# START OF SUPPLIED DATA

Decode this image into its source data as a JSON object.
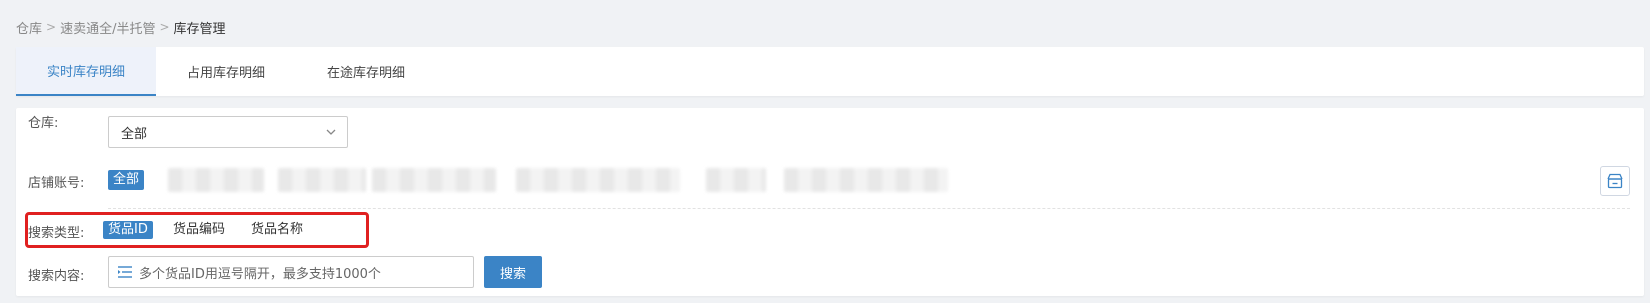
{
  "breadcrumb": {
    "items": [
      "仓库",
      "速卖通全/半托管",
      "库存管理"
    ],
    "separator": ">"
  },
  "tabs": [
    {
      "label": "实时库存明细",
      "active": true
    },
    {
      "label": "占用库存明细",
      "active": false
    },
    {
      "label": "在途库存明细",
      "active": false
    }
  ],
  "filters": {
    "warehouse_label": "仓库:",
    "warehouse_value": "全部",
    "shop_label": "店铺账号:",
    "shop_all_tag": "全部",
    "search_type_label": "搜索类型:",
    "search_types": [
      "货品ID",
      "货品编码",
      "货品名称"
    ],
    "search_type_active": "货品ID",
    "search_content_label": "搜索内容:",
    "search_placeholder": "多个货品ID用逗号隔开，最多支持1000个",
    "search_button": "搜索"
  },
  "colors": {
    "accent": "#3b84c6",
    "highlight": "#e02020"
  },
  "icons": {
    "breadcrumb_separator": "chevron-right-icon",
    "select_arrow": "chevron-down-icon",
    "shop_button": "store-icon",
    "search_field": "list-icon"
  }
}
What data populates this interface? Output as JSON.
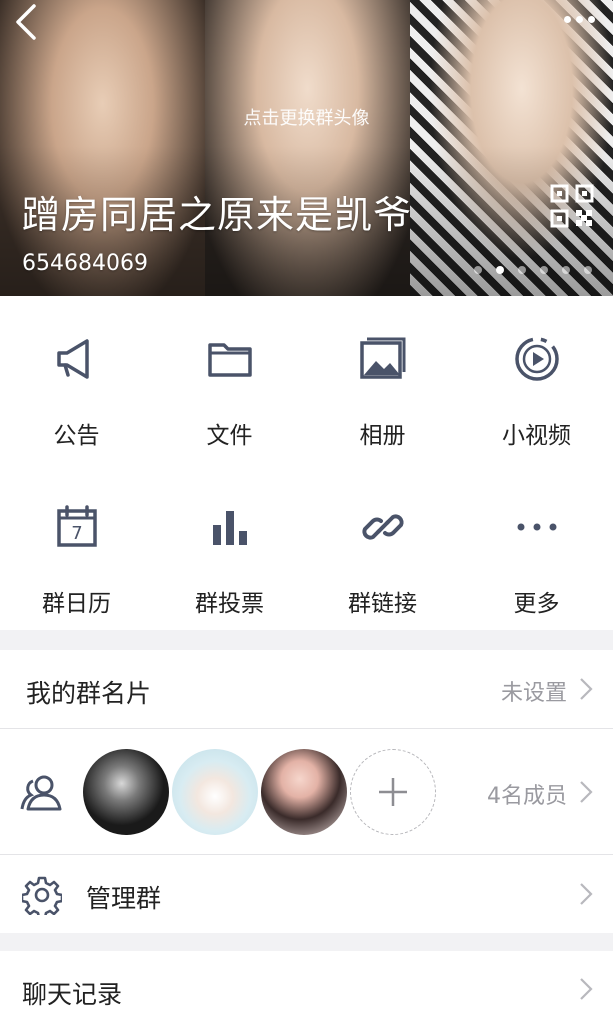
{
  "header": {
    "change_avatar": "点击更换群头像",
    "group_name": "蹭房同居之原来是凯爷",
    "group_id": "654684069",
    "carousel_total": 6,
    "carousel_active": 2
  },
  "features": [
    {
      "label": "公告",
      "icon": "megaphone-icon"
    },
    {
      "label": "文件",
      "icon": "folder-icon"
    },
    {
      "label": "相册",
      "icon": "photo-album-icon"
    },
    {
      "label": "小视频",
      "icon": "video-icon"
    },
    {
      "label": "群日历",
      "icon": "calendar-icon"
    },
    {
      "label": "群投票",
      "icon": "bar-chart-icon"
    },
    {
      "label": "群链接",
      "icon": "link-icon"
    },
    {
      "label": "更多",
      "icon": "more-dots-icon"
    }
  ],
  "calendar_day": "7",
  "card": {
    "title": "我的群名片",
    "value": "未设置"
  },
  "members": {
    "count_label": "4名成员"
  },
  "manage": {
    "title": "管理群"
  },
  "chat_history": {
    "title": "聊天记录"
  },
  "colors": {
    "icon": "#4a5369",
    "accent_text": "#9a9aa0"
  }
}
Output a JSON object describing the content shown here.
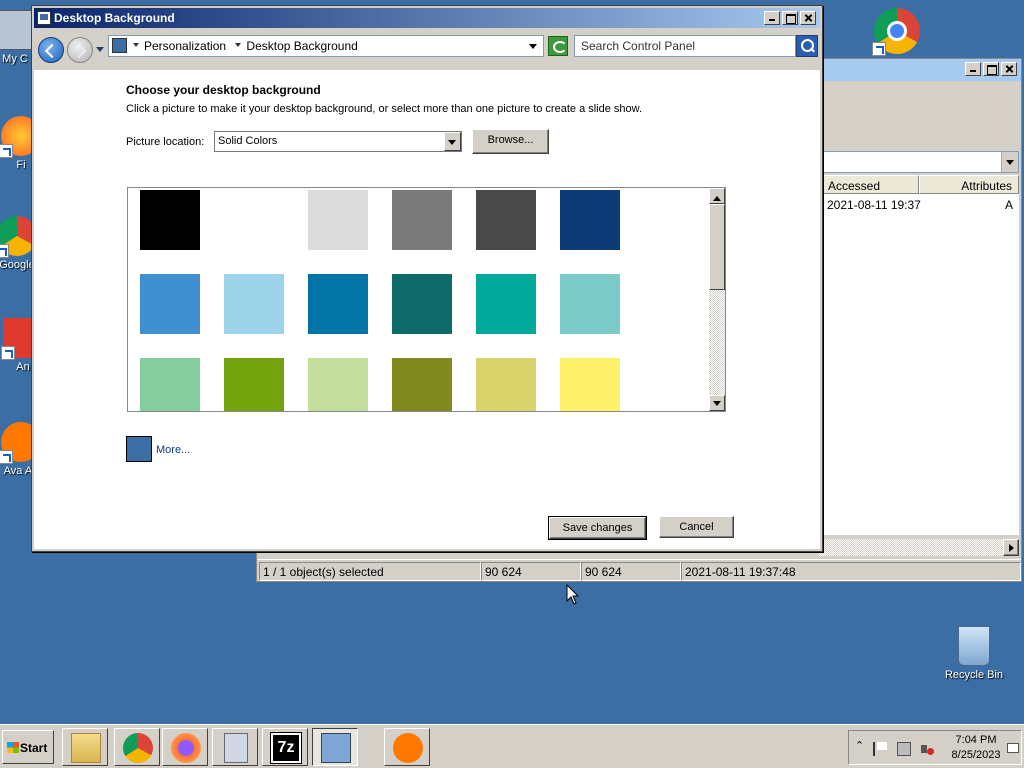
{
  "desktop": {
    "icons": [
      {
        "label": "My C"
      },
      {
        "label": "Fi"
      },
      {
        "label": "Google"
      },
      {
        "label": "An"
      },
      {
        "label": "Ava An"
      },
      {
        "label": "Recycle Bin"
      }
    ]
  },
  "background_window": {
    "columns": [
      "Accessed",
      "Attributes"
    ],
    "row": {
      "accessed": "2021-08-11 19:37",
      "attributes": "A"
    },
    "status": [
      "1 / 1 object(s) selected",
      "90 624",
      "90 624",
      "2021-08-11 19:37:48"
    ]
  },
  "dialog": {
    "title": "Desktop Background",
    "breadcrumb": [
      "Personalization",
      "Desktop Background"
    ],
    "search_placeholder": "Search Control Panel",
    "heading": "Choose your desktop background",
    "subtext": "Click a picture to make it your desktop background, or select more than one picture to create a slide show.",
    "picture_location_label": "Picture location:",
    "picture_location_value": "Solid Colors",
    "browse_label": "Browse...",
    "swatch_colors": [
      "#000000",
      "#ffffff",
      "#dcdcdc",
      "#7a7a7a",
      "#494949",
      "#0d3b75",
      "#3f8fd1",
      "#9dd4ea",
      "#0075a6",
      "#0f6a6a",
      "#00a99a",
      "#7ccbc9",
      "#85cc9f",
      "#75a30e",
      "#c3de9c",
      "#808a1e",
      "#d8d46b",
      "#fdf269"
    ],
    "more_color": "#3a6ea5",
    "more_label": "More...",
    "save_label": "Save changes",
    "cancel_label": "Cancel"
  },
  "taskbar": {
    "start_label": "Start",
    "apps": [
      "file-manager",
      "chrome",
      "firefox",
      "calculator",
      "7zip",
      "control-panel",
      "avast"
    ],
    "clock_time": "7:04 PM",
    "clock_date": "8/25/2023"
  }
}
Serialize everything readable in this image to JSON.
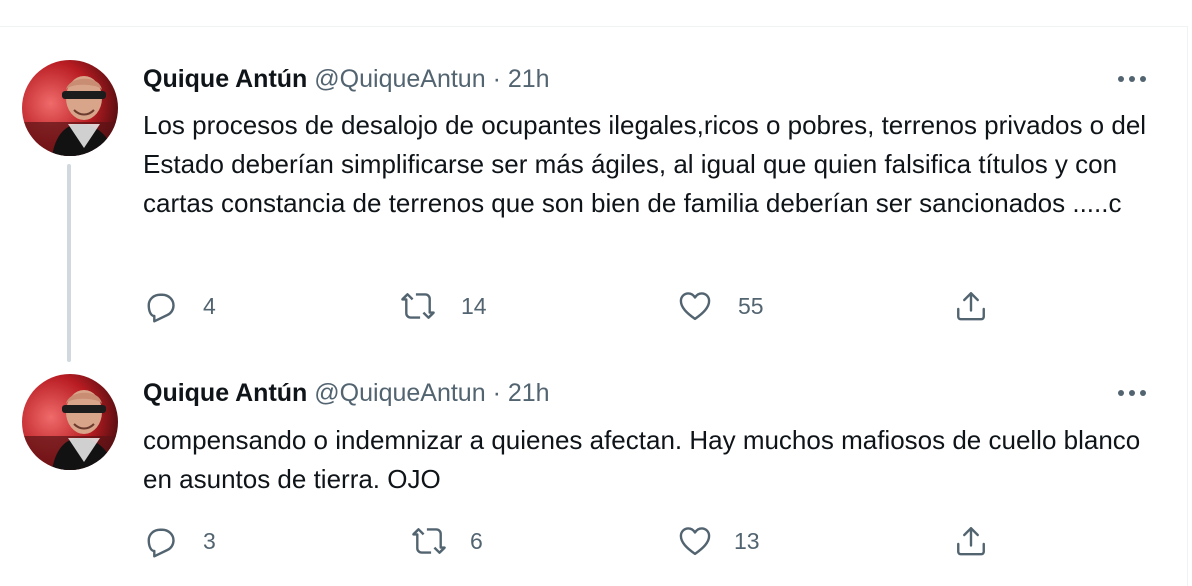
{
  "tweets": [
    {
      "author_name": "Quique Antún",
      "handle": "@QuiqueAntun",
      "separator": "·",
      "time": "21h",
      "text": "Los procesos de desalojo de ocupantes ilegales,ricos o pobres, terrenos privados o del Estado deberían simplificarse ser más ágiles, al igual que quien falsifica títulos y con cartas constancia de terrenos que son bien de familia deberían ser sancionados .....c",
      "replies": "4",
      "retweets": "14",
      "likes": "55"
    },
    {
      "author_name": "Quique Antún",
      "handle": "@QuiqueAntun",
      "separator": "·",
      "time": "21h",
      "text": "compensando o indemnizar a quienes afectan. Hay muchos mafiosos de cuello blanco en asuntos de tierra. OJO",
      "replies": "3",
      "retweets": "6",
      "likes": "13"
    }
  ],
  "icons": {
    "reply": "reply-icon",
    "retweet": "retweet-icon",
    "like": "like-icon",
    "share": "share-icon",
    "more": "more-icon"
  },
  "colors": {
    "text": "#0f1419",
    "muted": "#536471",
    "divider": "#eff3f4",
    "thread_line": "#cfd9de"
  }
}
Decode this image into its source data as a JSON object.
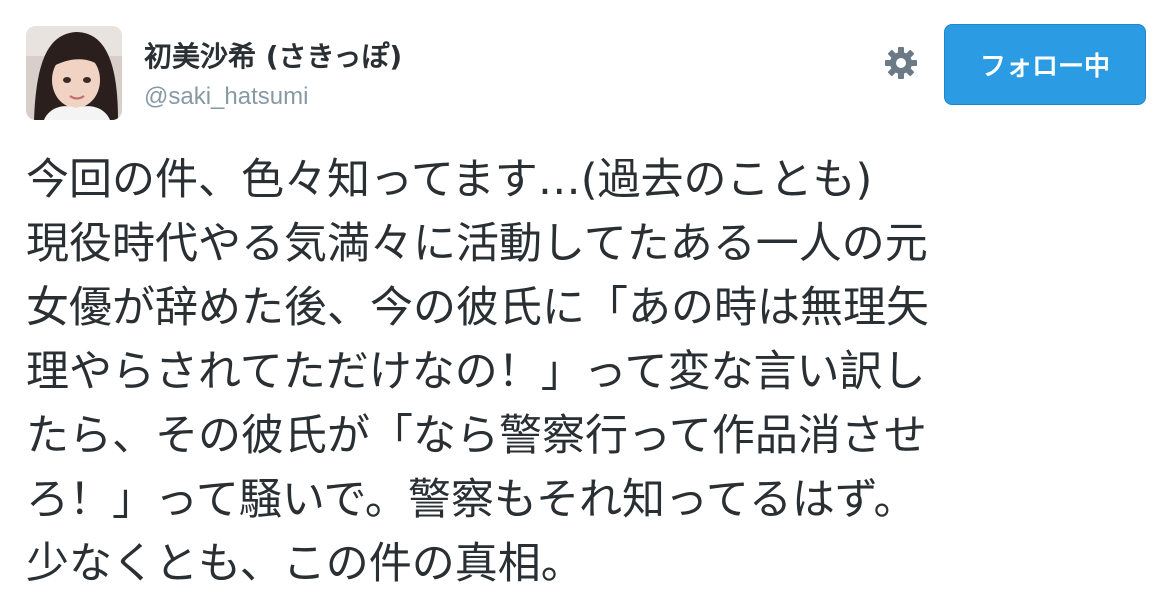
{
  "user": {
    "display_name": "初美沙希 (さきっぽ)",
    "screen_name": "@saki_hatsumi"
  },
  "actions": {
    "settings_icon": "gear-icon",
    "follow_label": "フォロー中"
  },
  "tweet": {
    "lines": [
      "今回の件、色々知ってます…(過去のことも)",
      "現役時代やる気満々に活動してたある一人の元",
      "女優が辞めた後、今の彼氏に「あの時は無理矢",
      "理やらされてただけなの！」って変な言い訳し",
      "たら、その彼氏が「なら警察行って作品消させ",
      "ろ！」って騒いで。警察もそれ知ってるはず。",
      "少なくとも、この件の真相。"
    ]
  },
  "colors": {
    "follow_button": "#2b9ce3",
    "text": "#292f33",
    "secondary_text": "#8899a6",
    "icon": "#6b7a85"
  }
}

# END OF SUPPLIED DATA

* [THE TASK] All of the material above should be reproduced exactly, except the pictures.

* [REPLY]
Decode this image into its source data as a JSON object.
{
  "breadcrumb": {
    "items": [
      "仓库",
      "速卖通全/半托管",
      "库存管理"
    ],
    "separator": ">"
  },
  "tabs": [
    {
      "label": "实时库存明细",
      "active": true
    },
    {
      "label": "占用库存明细",
      "active": false
    },
    {
      "label": "在途库存明细",
      "active": false
    }
  ],
  "filters": {
    "warehouse_label": "仓库:",
    "warehouse_value": "全部",
    "shop_label": "店铺账号:",
    "shop_all_tag": "全部",
    "search_type_label": "搜索类型:",
    "search_types": [
      "货品ID",
      "货品编码",
      "货品名称"
    ],
    "search_type_active": "货品ID",
    "search_content_label": "搜索内容:",
    "search_placeholder": "多个货品ID用逗号隔开，最多支持1000个",
    "search_button": "搜索"
  },
  "colors": {
    "accent": "#3b84c6",
    "highlight": "#e02020"
  },
  "icons": {
    "breadcrumb_separator": "chevron-right-icon",
    "select_arrow": "chevron-down-icon",
    "shop_button": "store-icon",
    "search_field": "list-icon"
  }
}
What data populates this interface? Output as JSON.
{
  "header": {
    "change_avatar": "点击更换群头像",
    "group_name": "蹭房同居之原来是凯爷",
    "group_id": "654684069",
    "carousel_total": 6,
    "carousel_active": 2
  },
  "features": [
    {
      "label": "公告",
      "icon": "megaphone-icon"
    },
    {
      "label": "文件",
      "icon": "folder-icon"
    },
    {
      "label": "相册",
      "icon": "photo-album-icon"
    },
    {
      "label": "小视频",
      "icon": "video-icon"
    },
    {
      "label": "群日历",
      "icon": "calendar-icon"
    },
    {
      "label": "群投票",
      "icon": "bar-chart-icon"
    },
    {
      "label": "群链接",
      "icon": "link-icon"
    },
    {
      "label": "更多",
      "icon": "more-dots-icon"
    }
  ],
  "calendar_day": "7",
  "card": {
    "title": "我的群名片",
    "value": "未设置"
  },
  "members": {
    "count_label": "4名成员"
  },
  "manage": {
    "title": "管理群"
  },
  "chat_history": {
    "title": "聊天记录"
  },
  "colors": {
    "icon": "#4a5369",
    "accent_text": "#9a9aa0"
  }
}
Output a JSON object describing the content shown here.
{
  "desktop": {
    "icons": [
      {
        "label": "My C"
      },
      {
        "label": "Fi"
      },
      {
        "label": "Google"
      },
      {
        "label": "An"
      },
      {
        "label": "Ava An"
      },
      {
        "label": "Recycle Bin"
      }
    ]
  },
  "background_window": {
    "columns": [
      "Accessed",
      "Attributes"
    ],
    "row": {
      "accessed": "2021-08-11 19:37",
      "attributes": "A"
    },
    "status": [
      "1 / 1 object(s) selected",
      "90 624",
      "90 624",
      "2021-08-11 19:37:48"
    ]
  },
  "dialog": {
    "title": "Desktop Background",
    "breadcrumb": [
      "Personalization",
      "Desktop Background"
    ],
    "search_placeholder": "Search Control Panel",
    "heading": "Choose your desktop background",
    "subtext": "Click a picture to make it your desktop background, or select more than one picture to create a slide show.",
    "picture_location_label": "Picture location:",
    "picture_location_value": "Solid Colors",
    "browse_label": "Browse...",
    "swatch_colors": [
      "#000000",
      "#ffffff",
      "#dcdcdc",
      "#7a7a7a",
      "#494949",
      "#0d3b75",
      "#3f8fd1",
      "#9dd4ea",
      "#0075a6",
      "#0f6a6a",
      "#00a99a",
      "#7ccbc9",
      "#85cc9f",
      "#75a30e",
      "#c3de9c",
      "#808a1e",
      "#d8d46b",
      "#fdf269"
    ],
    "more_color": "#3a6ea5",
    "more_label": "More...",
    "save_label": "Save changes",
    "cancel_label": "Cancel"
  },
  "taskbar": {
    "start_label": "Start",
    "apps": [
      "file-manager",
      "chrome",
      "firefox",
      "calculator",
      "7zip",
      "control-panel",
      "avast"
    ],
    "clock_time": "7:04 PM",
    "clock_date": "8/25/2023"
  }
}
Serialize everything readable in this image to JSON.
{
  "tweets": [
    {
      "author_name": "Quique Antún",
      "handle": "@QuiqueAntun",
      "separator": "·",
      "time": "21h",
      "text": "Los procesos de desalojo de ocupantes ilegales,ricos o pobres, terrenos privados o del Estado deberían simplificarse ser más ágiles, al igual que quien falsifica títulos y con cartas constancia de terrenos que son bien de familia deberían ser sancionados .....c",
      "replies": "4",
      "retweets": "14",
      "likes": "55"
    },
    {
      "author_name": "Quique Antún",
      "handle": "@QuiqueAntun",
      "separator": "·",
      "time": "21h",
      "text": "compensando o indemnizar a quienes afectan. Hay muchos mafiosos de cuello blanco en asuntos de tierra. OJO",
      "replies": "3",
      "retweets": "6",
      "likes": "13"
    }
  ],
  "icons": {
    "reply": "reply-icon",
    "retweet": "retweet-icon",
    "like": "like-icon",
    "share": "share-icon",
    "more": "more-icon"
  },
  "colors": {
    "text": "#0f1419",
    "muted": "#536471",
    "divider": "#eff3f4",
    "thread_line": "#cfd9de"
  }
}
Decode this image into its source data as a JSON object.
{
  "user": {
    "display_name": "初美沙希 (さきっぽ)",
    "screen_name": "@saki_hatsumi"
  },
  "actions": {
    "settings_icon": "gear-icon",
    "follow_label": "フォロー中"
  },
  "tweet": {
    "lines": [
      "今回の件、色々知ってます…(過去のことも)",
      "現役時代やる気満々に活動してたある一人の元",
      "女優が辞めた後、今の彼氏に「あの時は無理矢",
      "理やらされてただけなの！」って変な言い訳し",
      "たら、その彼氏が「なら警察行って作品消させ",
      "ろ！」って騒いで。警察もそれ知ってるはず。",
      "少なくとも、この件の真相。"
    ]
  },
  "colors": {
    "follow_button": "#2b9ce3",
    "text": "#292f33",
    "secondary_text": "#8899a6",
    "icon": "#6b7a85"
  }
}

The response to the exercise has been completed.